Dataset entries:
◆ ◆ ◆

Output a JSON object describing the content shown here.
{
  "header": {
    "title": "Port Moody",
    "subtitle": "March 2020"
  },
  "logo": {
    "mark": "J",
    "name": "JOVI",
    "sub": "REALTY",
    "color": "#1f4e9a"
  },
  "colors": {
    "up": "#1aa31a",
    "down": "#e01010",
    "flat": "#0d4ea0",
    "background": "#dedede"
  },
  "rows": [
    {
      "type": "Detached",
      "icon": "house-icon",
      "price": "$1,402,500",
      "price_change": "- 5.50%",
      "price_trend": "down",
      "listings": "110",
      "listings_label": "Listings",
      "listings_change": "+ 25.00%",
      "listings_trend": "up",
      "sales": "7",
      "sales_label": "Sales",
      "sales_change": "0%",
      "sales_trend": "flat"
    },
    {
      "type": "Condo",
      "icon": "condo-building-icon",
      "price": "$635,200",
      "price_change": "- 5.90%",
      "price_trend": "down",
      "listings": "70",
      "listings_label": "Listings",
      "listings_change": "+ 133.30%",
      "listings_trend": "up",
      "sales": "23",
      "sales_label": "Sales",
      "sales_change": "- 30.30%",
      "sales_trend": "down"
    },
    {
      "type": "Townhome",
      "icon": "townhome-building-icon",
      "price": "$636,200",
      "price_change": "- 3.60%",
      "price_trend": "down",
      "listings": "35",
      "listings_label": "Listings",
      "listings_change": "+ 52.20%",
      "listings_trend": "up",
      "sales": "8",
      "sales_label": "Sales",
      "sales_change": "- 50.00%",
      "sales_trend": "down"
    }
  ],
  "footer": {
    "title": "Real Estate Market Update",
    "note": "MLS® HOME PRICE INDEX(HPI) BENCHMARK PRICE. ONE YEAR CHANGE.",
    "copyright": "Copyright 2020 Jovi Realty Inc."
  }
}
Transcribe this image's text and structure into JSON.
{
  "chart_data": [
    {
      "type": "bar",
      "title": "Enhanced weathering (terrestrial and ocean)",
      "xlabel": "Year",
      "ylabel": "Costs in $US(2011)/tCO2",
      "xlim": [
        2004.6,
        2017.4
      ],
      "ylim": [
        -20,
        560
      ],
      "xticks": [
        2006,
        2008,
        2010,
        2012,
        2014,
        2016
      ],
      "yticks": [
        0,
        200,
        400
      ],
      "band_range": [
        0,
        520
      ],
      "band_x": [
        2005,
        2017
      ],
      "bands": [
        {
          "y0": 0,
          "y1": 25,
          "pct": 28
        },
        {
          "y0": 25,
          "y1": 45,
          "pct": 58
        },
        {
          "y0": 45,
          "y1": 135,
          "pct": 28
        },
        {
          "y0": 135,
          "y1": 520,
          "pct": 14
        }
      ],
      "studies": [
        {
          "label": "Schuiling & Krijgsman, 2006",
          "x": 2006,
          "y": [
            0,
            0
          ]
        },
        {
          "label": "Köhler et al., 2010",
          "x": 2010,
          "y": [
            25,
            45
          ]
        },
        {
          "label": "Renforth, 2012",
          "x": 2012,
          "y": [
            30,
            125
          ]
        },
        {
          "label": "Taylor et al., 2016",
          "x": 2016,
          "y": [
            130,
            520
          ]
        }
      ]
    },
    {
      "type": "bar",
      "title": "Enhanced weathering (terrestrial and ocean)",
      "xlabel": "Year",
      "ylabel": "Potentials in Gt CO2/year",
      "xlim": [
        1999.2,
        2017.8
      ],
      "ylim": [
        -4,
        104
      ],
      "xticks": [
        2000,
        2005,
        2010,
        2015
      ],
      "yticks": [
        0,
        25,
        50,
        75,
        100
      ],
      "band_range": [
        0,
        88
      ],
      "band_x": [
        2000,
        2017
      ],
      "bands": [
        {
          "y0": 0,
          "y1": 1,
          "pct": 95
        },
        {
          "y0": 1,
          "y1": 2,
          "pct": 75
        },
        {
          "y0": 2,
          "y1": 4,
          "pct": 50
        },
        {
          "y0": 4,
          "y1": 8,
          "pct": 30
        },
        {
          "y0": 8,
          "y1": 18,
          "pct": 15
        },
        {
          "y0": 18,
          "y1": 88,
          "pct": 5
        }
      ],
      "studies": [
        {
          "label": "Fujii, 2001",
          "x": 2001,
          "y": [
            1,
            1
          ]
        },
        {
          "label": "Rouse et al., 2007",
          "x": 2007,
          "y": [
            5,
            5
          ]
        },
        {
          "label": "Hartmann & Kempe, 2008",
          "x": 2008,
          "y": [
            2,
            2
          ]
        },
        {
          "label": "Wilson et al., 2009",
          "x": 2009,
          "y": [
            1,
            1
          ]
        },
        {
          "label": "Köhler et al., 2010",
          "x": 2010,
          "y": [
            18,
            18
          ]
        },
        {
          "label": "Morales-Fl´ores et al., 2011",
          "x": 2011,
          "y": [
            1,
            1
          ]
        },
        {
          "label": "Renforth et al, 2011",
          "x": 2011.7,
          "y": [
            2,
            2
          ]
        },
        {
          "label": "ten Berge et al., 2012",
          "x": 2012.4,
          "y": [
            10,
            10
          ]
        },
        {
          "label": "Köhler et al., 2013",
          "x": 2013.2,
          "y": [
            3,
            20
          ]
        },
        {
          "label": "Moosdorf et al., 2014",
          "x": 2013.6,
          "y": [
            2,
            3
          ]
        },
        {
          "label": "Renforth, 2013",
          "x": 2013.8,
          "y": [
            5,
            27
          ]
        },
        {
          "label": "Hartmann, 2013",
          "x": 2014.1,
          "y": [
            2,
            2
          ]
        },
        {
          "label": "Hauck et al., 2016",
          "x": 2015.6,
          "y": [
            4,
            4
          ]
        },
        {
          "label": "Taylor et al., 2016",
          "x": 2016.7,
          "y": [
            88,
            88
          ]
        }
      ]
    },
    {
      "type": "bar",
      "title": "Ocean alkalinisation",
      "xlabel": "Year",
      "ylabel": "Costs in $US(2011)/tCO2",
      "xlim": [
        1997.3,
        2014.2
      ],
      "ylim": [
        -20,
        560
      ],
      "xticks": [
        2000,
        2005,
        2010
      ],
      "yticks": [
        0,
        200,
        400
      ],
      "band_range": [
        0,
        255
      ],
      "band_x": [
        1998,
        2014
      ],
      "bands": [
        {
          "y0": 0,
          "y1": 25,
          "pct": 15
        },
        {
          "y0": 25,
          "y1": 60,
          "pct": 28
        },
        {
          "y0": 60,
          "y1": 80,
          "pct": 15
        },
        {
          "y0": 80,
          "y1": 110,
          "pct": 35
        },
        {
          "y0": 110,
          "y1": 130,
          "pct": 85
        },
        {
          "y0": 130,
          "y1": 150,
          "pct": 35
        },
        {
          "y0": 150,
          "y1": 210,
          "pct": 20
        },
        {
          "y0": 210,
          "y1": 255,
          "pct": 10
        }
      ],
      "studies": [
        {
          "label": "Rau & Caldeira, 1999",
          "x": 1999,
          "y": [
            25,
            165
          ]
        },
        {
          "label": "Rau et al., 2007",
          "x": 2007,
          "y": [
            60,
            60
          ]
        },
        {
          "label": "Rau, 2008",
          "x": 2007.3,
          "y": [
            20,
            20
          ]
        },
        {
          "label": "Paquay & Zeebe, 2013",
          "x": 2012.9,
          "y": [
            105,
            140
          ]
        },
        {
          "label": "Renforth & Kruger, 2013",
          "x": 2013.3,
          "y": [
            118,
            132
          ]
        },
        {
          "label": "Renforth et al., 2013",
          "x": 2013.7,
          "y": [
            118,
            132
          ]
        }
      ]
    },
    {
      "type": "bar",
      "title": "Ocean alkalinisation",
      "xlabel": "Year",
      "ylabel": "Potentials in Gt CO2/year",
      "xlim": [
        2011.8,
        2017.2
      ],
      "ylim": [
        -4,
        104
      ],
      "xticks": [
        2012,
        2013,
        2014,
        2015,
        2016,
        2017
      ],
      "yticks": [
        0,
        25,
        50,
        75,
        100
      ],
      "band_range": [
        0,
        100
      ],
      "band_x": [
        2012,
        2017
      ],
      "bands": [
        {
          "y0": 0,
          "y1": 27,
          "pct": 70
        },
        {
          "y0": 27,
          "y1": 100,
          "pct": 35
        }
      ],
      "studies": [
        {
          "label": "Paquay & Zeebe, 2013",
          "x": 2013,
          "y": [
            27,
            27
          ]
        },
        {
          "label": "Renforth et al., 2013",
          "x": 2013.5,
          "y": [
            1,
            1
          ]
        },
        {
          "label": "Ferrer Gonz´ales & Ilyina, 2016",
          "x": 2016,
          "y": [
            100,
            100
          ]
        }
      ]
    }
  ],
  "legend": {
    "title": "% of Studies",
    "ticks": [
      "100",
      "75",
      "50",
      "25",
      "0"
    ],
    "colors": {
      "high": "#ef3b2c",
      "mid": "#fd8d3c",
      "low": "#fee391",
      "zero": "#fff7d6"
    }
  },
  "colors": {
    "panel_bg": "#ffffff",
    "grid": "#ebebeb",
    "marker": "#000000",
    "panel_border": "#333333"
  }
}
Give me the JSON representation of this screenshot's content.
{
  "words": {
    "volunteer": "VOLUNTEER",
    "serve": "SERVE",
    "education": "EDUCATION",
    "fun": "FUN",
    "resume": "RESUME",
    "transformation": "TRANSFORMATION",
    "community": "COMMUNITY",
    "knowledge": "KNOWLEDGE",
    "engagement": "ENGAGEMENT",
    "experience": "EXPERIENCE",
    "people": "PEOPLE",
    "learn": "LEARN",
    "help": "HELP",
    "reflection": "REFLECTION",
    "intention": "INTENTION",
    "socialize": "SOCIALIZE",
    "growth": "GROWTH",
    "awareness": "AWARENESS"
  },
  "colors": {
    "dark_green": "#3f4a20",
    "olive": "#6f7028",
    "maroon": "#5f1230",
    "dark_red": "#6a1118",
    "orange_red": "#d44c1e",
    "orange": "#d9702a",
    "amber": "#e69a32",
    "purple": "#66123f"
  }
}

◆ ◆ ◆

What is required:
Look above for the line that holds "Give me the", then copy it and each line after it exactly, through the last line of the data.

Correct result:
Give me the JSON representation of this screenshot's content.
{
  "words": {
    "volunteer": "VOLUNTEER",
    "serve": "SERVE",
    "education": "EDUCATION",
    "fun": "FUN",
    "resume": "RESUME",
    "transformation": "TRANSFORMATION",
    "community": "COMMUNITY",
    "knowledge": "KNOWLEDGE",
    "engagement": "ENGAGEMENT",
    "experience": "EXPERIENCE",
    "people": "PEOPLE",
    "learn": "LEARN",
    "help": "HELP",
    "reflection": "REFLECTION",
    "intention": "INTENTION",
    "socialize": "SOCIALIZE",
    "growth": "GROWTH",
    "awareness": "AWARENESS"
  },
  "colors": {
    "dark_green": "#3f4a20",
    "olive": "#6f7028",
    "maroon": "#5f1230",
    "dark_red": "#6a1118",
    "orange_red": "#d44c1e",
    "orange": "#d9702a",
    "amber": "#e69a32",
    "purple": "#66123f"
  }
}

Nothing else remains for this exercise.